**Task statement:** Write the material out again exactly.

**Information given:**

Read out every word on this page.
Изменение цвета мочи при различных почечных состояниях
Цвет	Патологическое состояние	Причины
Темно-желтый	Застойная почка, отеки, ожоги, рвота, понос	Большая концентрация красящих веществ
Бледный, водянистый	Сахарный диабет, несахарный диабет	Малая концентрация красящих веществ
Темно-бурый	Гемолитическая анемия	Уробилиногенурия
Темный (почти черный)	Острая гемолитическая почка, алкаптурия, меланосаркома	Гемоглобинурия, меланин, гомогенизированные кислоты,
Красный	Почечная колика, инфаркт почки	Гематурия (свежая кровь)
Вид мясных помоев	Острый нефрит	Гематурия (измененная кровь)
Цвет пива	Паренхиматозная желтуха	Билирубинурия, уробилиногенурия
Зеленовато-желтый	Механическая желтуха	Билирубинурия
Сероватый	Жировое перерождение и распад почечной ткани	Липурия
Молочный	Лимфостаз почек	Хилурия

**Task solution:**
Read out every word on this page.
Изменение цвета мочи при различных почечных состояниях
Цвет	Патологическое состояние	Причины
Темно-желтый	Застойная почка, отеки, ожоги, рвота, понос	Большая концентрация красящих веществ
Бледный, водянистый	Сахарный диабет, несахарный диабет	Малая концентрация красящих веществ
Темно-бурый	Гемолитическая анемия	Уробилиногенурия
Темный (почти черный)	Острая гемолитическая почка, алкаптурия, меланосаркома	Гемоглобинурия, меланин, гомогенизированные кислоты,
Красный	Почечная колика, инфаркт почки	Гематурия (свежая кровь)
Вид мясных помоев	Острый нефрит	Гематурия (измененная кровь)
Цвет пива	Паренхиматозная желтуха	Билирубинурия, уробилиногенурия
Зеленовато-желтый	Механическая желтуха	Билирубинурия
Сероватый	Жировое перерождение и распад почечной ткани	Липурия
Молочный	Лимфостаз почек	Хилурия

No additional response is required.